Instructions for the task
Each line containing the word "title" must be collected.

══════════

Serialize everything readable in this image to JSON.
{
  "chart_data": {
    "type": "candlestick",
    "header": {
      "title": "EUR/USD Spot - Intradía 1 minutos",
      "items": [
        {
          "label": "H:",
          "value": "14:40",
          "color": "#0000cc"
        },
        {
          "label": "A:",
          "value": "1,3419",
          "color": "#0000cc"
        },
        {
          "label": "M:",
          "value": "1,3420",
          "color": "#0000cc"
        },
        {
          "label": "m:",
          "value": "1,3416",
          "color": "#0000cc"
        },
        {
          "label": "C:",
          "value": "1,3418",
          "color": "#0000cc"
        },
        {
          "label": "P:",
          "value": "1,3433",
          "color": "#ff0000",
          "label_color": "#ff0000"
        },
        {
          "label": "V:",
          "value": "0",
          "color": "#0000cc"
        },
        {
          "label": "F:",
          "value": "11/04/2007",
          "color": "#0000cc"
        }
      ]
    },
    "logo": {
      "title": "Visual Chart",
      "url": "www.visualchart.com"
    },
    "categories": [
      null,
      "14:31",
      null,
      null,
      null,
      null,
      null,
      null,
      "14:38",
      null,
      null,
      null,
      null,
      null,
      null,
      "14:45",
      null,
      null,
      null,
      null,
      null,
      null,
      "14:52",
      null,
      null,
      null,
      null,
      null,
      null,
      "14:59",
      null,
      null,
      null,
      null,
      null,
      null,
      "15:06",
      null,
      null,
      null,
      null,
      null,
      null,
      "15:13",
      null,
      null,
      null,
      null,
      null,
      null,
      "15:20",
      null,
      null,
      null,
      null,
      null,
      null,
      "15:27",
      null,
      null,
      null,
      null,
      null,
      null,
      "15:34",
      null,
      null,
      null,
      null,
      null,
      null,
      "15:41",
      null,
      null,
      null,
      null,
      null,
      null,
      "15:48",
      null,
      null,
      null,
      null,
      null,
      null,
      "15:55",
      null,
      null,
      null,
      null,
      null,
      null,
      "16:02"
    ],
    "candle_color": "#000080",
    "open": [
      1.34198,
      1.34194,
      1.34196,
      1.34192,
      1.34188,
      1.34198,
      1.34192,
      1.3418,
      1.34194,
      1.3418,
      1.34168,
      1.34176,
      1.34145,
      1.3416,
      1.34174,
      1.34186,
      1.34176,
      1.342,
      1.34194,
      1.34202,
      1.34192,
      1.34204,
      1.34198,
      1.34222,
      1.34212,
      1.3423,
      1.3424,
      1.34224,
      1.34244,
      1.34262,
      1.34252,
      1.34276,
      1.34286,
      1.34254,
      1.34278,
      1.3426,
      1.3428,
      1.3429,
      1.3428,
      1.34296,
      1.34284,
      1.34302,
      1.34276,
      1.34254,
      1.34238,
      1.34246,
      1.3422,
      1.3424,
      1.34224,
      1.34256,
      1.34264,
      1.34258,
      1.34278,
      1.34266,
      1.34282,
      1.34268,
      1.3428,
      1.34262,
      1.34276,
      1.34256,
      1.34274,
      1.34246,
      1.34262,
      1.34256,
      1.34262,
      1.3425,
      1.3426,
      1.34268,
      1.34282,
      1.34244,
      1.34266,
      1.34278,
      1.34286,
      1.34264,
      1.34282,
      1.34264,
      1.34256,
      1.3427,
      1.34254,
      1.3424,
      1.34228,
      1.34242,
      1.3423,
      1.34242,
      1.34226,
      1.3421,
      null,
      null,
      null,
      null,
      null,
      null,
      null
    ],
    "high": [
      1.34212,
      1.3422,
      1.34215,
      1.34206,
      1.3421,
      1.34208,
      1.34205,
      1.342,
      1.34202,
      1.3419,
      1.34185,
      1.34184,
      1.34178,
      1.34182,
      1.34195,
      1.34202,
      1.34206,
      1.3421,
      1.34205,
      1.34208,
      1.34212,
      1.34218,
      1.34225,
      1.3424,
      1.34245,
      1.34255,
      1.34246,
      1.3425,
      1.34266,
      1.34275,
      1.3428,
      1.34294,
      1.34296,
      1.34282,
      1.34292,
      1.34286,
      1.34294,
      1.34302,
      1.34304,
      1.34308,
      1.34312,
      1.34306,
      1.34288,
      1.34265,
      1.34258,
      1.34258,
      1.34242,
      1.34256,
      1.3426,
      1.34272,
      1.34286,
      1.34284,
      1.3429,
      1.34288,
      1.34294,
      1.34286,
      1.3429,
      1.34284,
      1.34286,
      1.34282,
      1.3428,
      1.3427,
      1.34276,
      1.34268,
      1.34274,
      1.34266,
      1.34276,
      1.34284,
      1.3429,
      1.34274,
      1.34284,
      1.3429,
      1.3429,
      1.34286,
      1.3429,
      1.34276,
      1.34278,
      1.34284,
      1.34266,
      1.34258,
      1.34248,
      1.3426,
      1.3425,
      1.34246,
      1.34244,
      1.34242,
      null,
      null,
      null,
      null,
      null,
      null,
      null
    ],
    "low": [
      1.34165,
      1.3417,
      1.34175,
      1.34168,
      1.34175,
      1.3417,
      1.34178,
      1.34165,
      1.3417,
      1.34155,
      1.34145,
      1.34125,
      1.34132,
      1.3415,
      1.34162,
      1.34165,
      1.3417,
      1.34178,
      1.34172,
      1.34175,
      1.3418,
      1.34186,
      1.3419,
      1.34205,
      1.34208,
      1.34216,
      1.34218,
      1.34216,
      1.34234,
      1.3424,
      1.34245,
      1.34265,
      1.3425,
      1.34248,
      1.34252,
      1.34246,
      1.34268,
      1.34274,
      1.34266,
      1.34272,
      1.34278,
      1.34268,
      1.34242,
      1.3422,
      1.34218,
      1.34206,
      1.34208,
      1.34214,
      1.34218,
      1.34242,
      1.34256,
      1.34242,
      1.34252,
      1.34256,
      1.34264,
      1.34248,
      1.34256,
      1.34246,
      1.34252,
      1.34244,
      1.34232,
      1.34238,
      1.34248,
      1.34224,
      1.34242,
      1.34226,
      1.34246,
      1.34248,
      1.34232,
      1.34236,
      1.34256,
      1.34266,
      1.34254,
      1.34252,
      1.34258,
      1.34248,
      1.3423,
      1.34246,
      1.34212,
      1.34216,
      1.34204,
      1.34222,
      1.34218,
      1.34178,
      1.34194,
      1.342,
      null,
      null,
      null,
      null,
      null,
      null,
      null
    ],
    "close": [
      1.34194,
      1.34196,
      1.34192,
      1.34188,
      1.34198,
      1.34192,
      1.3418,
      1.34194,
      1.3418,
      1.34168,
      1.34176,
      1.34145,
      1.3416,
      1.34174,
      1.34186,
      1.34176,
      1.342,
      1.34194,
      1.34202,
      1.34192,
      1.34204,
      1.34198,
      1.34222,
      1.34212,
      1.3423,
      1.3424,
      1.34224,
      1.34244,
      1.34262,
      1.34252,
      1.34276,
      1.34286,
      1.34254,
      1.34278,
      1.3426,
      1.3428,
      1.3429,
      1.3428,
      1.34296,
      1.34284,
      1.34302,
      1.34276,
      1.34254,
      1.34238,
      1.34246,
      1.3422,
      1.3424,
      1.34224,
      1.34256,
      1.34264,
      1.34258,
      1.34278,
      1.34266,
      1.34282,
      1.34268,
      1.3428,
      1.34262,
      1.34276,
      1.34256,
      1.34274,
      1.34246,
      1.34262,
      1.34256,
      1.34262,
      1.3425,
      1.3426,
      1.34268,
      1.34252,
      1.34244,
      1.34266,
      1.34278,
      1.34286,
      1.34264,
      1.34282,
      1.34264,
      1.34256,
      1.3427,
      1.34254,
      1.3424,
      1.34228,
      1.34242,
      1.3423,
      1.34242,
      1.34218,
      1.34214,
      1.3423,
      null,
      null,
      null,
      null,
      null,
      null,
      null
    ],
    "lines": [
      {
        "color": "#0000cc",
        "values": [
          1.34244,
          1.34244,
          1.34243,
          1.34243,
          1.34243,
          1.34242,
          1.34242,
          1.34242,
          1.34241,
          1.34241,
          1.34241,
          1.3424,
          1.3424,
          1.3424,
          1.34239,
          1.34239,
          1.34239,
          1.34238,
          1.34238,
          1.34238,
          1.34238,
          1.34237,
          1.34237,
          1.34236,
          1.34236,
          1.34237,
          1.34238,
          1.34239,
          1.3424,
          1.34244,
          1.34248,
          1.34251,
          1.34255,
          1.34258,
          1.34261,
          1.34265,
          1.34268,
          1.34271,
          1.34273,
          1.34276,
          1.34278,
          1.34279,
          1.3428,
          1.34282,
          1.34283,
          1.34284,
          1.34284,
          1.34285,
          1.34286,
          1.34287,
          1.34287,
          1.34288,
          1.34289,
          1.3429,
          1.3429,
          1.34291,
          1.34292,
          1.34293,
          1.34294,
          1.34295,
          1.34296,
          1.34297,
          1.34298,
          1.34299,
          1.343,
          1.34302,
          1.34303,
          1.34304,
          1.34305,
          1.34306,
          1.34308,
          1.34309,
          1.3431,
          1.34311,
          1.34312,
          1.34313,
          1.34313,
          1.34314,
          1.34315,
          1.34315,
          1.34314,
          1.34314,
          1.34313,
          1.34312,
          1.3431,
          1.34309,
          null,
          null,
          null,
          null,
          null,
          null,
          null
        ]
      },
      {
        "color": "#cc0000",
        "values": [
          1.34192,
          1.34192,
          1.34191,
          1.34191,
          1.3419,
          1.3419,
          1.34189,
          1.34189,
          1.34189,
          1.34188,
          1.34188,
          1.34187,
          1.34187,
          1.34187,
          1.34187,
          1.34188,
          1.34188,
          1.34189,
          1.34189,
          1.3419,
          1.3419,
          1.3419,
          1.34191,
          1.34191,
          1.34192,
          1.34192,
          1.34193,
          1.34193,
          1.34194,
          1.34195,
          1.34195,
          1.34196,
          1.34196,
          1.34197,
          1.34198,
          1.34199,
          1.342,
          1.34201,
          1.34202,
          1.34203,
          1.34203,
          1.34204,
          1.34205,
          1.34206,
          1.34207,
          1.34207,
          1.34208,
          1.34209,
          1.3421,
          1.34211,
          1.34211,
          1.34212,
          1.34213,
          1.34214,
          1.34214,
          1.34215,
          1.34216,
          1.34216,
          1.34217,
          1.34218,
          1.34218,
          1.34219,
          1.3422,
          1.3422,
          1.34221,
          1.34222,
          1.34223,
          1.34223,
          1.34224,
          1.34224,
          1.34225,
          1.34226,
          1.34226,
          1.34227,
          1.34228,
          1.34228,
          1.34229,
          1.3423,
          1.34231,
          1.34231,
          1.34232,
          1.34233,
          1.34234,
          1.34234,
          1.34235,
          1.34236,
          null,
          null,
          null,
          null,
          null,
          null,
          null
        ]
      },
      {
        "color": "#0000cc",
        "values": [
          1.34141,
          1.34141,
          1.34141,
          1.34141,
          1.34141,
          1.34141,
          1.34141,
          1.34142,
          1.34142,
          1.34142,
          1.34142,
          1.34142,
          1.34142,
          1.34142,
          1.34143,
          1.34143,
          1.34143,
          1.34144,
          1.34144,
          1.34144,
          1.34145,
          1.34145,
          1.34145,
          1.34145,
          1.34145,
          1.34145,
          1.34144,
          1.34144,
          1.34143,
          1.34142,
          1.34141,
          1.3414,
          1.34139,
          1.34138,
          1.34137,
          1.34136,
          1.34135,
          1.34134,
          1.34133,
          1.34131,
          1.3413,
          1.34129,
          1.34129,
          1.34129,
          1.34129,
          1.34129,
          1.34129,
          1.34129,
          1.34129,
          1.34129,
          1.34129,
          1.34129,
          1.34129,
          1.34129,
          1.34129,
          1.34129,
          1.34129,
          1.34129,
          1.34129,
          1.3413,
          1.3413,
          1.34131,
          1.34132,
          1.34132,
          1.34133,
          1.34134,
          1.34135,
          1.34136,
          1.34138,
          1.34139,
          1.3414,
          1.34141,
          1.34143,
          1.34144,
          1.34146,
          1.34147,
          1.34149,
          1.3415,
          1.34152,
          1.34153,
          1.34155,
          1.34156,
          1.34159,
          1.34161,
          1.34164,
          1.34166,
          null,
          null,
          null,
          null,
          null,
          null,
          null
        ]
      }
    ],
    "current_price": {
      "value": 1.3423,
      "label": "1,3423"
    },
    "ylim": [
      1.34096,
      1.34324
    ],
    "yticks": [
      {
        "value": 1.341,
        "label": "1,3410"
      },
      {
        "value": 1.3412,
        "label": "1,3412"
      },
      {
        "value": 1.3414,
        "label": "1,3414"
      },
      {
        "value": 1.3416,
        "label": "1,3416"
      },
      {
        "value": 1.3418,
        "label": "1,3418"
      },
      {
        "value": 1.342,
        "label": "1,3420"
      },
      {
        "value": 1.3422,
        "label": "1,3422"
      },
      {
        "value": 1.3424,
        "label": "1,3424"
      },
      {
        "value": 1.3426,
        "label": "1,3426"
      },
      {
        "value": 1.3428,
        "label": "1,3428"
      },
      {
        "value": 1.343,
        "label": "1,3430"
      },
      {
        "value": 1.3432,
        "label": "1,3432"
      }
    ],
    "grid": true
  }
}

══════════

Solution to this problem
      "title": "EUR/USD Spot - Intradía 1 minutos",
      "title": "Visual Chart",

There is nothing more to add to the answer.